— Start of Provided data —

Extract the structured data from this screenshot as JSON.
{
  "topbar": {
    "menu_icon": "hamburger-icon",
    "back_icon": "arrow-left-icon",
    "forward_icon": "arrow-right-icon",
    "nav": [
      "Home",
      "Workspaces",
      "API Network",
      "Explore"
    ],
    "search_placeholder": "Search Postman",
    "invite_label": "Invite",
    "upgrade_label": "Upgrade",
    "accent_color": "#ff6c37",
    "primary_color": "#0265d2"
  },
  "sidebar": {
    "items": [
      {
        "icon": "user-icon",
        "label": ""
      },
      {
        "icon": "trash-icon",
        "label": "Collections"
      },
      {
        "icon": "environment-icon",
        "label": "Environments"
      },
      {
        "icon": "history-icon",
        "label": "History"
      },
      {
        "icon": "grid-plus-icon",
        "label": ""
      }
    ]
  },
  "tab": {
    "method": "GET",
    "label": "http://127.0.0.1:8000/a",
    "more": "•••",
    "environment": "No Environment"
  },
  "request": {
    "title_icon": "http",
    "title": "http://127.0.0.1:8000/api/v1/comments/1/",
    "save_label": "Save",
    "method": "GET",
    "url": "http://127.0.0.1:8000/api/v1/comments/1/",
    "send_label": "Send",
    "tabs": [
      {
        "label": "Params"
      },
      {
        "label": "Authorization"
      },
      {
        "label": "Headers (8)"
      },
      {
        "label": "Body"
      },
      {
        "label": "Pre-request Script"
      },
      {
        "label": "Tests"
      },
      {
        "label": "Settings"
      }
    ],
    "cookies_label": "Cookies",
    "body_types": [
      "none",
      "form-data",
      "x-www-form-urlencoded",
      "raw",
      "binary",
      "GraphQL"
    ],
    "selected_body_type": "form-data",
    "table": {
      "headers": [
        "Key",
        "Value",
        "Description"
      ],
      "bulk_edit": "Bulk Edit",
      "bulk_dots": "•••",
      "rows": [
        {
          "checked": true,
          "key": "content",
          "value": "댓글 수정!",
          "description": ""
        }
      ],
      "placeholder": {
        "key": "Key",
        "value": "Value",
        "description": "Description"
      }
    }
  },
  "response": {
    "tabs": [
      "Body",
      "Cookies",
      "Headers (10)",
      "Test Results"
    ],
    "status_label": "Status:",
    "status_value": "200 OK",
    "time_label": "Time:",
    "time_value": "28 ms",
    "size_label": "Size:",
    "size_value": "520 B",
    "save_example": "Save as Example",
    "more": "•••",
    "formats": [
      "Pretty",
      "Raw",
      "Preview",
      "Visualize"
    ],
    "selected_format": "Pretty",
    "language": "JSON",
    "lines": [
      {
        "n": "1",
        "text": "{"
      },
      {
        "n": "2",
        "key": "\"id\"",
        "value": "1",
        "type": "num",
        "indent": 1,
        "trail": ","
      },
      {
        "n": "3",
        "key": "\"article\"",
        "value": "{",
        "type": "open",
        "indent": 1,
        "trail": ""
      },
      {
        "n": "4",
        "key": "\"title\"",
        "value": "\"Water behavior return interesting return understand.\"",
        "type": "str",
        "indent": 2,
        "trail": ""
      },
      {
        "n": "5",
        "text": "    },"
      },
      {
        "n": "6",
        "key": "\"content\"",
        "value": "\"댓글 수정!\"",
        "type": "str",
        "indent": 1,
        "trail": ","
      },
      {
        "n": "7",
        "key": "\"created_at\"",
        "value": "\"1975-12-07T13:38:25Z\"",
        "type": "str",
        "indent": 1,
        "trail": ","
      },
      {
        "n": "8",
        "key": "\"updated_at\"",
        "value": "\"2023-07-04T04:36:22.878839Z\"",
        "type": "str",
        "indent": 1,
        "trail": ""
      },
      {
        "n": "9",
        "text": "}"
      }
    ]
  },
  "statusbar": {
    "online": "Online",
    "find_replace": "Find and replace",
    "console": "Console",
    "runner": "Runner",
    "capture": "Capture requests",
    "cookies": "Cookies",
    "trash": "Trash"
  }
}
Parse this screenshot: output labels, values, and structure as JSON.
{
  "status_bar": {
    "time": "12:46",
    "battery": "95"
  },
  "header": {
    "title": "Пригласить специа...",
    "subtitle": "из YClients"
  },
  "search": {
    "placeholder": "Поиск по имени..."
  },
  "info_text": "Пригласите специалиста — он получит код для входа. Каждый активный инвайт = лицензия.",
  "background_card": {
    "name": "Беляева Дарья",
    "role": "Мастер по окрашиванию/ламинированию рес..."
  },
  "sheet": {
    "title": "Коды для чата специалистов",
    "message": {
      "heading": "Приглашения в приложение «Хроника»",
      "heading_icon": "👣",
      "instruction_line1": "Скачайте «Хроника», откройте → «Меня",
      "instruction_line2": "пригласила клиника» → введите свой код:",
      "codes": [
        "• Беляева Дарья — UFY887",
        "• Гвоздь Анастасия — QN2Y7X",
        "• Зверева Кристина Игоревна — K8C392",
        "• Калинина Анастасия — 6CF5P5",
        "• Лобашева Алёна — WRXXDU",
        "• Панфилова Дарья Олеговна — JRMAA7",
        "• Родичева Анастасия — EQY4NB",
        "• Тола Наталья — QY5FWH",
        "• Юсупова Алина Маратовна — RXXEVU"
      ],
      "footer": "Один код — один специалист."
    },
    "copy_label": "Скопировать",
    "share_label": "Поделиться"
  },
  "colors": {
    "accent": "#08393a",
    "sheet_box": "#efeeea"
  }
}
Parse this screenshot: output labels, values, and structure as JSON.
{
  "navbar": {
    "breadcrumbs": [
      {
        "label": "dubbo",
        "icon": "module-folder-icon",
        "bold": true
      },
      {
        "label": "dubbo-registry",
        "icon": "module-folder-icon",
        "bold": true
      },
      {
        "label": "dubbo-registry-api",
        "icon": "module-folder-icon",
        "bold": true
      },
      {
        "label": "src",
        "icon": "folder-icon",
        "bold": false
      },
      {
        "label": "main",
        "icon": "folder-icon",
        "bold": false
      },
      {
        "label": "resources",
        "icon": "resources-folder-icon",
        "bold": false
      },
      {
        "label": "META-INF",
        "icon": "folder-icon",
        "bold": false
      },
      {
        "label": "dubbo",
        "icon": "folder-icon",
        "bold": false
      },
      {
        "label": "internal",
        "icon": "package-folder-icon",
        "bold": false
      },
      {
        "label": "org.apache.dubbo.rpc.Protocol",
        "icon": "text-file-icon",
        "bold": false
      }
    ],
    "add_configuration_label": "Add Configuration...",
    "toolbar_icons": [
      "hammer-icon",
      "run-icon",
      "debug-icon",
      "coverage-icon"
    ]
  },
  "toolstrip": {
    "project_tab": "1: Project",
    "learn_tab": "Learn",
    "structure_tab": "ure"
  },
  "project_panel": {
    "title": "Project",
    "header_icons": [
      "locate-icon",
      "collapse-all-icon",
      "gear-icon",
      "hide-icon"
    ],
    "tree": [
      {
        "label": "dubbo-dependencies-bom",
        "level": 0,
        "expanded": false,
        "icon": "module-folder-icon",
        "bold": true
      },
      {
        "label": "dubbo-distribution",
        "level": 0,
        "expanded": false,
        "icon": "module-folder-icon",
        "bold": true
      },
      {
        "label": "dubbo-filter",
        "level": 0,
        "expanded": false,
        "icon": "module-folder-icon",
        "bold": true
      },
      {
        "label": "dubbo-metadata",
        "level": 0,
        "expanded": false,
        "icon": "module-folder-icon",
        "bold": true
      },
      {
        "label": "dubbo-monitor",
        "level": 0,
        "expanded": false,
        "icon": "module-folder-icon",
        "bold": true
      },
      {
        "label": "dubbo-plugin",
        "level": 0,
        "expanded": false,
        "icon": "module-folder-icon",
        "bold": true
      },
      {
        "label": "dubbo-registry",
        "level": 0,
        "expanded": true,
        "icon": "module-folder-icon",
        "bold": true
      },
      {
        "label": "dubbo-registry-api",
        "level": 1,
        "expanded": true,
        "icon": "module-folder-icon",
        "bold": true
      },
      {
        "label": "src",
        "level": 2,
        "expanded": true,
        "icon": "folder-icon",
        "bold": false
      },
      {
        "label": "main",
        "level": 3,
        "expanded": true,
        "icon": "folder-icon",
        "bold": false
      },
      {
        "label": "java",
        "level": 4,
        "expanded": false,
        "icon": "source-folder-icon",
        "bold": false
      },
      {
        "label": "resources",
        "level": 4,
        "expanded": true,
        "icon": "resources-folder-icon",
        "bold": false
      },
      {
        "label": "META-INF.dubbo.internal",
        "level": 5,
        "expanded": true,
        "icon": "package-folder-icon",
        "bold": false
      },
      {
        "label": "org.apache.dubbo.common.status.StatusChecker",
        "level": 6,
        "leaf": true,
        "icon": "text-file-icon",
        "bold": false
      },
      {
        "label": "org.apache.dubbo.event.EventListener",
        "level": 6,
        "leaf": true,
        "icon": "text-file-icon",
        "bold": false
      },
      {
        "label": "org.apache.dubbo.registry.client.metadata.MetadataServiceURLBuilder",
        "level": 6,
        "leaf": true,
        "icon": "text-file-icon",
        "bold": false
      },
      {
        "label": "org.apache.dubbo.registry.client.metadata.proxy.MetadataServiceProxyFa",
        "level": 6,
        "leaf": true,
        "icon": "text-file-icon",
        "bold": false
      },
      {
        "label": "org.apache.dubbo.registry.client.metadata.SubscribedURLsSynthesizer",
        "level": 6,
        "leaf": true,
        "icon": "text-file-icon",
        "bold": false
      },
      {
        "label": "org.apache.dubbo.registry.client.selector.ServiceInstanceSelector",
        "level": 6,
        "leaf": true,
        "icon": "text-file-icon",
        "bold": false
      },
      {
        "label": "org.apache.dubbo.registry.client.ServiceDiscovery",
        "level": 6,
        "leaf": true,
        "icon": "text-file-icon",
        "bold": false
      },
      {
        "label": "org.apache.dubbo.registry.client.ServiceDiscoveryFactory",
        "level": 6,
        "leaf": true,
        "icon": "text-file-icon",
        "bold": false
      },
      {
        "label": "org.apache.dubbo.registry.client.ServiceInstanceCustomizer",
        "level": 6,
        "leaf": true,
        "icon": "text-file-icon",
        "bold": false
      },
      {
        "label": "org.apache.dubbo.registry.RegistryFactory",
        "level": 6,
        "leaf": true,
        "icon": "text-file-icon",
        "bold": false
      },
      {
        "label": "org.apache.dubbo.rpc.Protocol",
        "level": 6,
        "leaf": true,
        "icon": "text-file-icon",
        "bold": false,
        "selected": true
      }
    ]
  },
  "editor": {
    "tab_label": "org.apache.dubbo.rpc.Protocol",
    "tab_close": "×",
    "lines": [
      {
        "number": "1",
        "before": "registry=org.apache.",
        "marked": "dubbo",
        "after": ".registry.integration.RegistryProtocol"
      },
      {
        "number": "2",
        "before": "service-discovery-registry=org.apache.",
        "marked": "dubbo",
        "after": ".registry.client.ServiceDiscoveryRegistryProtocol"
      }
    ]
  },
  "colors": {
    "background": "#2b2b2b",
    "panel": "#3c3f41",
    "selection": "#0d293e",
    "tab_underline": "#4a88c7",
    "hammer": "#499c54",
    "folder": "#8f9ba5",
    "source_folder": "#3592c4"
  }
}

— End of Provided data —

** Task description **
Write out every line from the entries where "after" appears.

** Correct output **
        "after": ".registry.integration.RegistryProtocol"
        "after": ".registry.client.ServiceDiscoveryRegistryProtocol"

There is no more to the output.